**EXERCISE DESCRIPTION**
All entries should be output exactly as they stand.

(Collected data)
*-*-*

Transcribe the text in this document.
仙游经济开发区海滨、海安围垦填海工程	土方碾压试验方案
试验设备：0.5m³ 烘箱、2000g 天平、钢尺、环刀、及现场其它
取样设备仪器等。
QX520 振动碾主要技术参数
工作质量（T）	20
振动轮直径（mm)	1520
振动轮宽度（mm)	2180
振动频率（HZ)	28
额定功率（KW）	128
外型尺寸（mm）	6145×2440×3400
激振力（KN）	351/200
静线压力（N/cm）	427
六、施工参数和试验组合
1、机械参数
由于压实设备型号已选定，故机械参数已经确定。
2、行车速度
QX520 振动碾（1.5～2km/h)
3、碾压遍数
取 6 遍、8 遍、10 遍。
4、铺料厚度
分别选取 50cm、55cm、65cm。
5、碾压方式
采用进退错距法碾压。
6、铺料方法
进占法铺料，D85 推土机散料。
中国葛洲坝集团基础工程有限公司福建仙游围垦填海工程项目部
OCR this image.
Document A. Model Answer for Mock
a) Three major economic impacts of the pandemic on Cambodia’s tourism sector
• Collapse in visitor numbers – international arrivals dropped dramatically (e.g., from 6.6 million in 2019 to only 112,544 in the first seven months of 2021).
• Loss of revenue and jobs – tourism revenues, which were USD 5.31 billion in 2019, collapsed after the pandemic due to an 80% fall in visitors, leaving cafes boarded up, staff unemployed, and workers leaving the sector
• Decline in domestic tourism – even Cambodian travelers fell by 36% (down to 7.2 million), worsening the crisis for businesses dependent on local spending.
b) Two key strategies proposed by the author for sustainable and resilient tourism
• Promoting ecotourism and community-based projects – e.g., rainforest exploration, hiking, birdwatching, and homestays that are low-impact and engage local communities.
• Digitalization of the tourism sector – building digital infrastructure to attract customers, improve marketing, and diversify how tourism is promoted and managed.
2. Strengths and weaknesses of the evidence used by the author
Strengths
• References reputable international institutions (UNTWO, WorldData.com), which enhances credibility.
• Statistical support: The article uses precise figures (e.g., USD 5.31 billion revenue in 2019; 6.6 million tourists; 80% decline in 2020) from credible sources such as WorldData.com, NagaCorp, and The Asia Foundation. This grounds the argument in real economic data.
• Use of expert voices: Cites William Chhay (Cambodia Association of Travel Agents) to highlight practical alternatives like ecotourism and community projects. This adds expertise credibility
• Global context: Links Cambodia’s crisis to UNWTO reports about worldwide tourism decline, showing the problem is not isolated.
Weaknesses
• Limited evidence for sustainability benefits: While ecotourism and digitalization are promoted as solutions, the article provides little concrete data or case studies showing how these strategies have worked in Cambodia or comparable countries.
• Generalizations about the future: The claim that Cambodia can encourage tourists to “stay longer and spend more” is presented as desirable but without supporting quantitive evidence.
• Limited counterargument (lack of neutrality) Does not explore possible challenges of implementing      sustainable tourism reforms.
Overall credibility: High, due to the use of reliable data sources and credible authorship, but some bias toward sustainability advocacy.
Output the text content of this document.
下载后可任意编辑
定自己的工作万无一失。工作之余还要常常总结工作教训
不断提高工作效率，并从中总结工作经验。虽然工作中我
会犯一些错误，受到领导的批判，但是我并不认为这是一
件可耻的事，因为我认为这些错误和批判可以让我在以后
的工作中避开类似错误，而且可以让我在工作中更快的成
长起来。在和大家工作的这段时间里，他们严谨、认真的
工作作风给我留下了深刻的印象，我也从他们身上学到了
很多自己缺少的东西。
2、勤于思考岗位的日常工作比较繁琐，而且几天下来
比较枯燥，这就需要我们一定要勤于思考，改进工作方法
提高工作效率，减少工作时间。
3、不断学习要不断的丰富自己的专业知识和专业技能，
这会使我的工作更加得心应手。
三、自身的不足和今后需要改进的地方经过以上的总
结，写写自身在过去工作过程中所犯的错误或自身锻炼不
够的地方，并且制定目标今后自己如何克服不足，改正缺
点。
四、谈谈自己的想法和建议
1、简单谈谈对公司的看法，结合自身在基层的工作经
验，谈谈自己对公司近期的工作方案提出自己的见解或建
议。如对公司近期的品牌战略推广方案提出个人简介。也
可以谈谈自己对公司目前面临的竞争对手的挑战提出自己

*-*-*

**RESPONSE TO THE TASK**
Transcribe the text in this document.
仙游经济开发区海滨、海安围垦填海工程	土方碾压试验方案
试验设备：0.5m³ 烘箱、2000g 天平、钢尺、环刀、及现场其它
取样设备仪器等。
QX520 振动碾主要技术参数
工作质量（T）	20
振动轮直径（mm)	1520
振动轮宽度（mm)	2180
振动频率（HZ)	28
额定功率（KW）	128
外型尺寸（mm）	6145×2440×3400
激振力（KN）	351/200
静线压力（N/cm）	427
六、施工参数和试验组合
1、机械参数
由于压实设备型号已选定，故机械参数已经确定。
2、行车速度
QX520 振动碾（1.5～2km/h)
3、碾压遍数
取 6 遍、8 遍、10 遍。
4、铺料厚度
分别选取 50cm、55cm、65cm。
5、碾压方式
采用进退错距法碾压。
6、铺料方法
进占法铺料，D85 推土机散料。
中国葛洲坝集团基础工程有限公司福建仙游围垦填海工程项目部
OCR this image.
Document A. Model Answer for Mock
a) Three major economic impacts of the pandemic on Cambodia’s tourism sector
• Collapse in visitor numbers – international arrivals dropped dramatically (e.g., from 6.6 million in 2019 to only 112,544 in the first seven months of 2021).
• Loss of revenue and jobs – tourism revenues, which were USD 5.31 billion in 2019, collapsed after the pandemic due to an 80% fall in visitors, leaving cafes boarded up, staff unemployed, and workers leaving the sector
• Decline in domestic tourism – even Cambodian travelers fell by 36% (down to 7.2 million), worsening the crisis for businesses dependent on local spending.
b) Two key strategies proposed by the author for sustainable and resilient tourism
• Promoting ecotourism and community-based projects – e.g., rainforest exploration, hiking, birdwatching, and homestays that are low-impact and engage local communities.
• Digitalization of the tourism sector – building digital infrastructure to attract customers, improve marketing, and diversify how tourism is promoted and managed.
2. Strengths and weaknesses of the evidence used by the author
Strengths
• References reputable international institutions (UNTWO, WorldData.com), which enhances credibility.
• Statistical support: The article uses precise figures (e.g., USD 5.31 billion revenue in 2019; 6.6 million tourists; 80% decline in 2020) from credible sources such as WorldData.com, NagaCorp, and The Asia Foundation. This grounds the argument in real economic data.
• Use of expert voices: Cites William Chhay (Cambodia Association of Travel Agents) to highlight practical alternatives like ecotourism and community projects. This adds expertise credibility
• Global context: Links Cambodia’s crisis to UNWTO reports about worldwide tourism decline, showing the problem is not isolated.
Weaknesses
• Limited evidence for sustainability benefits: While ecotourism and digitalization are promoted as solutions, the article provides little concrete data or case studies showing how these strategies have worked in Cambodia or comparable countries.
• Generalizations about the future: The claim that Cambodia can encourage tourists to “stay longer and spend more” is presented as desirable but without supporting quantitive evidence.
• Limited counterargument (lack of neutrality) Does not explore possible challenges of implementing      sustainable tourism reforms.
Overall credibility: High, due to the use of reliable data sources and credible authorship, but some bias toward sustainability advocacy.
Output the text content of this document.
下载后可任意编辑
定自己的工作万无一失。工作之余还要常常总结工作教训
不断提高工作效率，并从中总结工作经验。虽然工作中我
会犯一些错误，受到领导的批判，但是我并不认为这是一
件可耻的事，因为我认为这些错误和批判可以让我在以后
的工作中避开类似错误，而且可以让我在工作中更快的成
长起来。在和大家工作的这段时间里，他们严谨、认真的
工作作风给我留下了深刻的印象，我也从他们身上学到了
很多自己缺少的东西。
2、勤于思考岗位的日常工作比较繁琐，而且几天下来
比较枯燥，这就需要我们一定要勤于思考，改进工作方法
提高工作效率，减少工作时间。
3、不断学习要不断的丰富自己的专业知识和专业技能，
这会使我的工作更加得心应手。
三、自身的不足和今后需要改进的地方经过以上的总
结，写写自身在过去工作过程中所犯的错误或自身锻炼不
够的地方，并且制定目标今后自己如何克服不足，改正缺
点。
四、谈谈自己的想法和建议
1、简单谈谈对公司的看法，结合自身在基层的工作经
验，谈谈自己对公司近期的工作方案提出自己的见解或建
议。如对公司近期的品牌战略推广方案提出个人简介。也
可以谈谈自己对公司目前面临的竞争对手的挑战提出自己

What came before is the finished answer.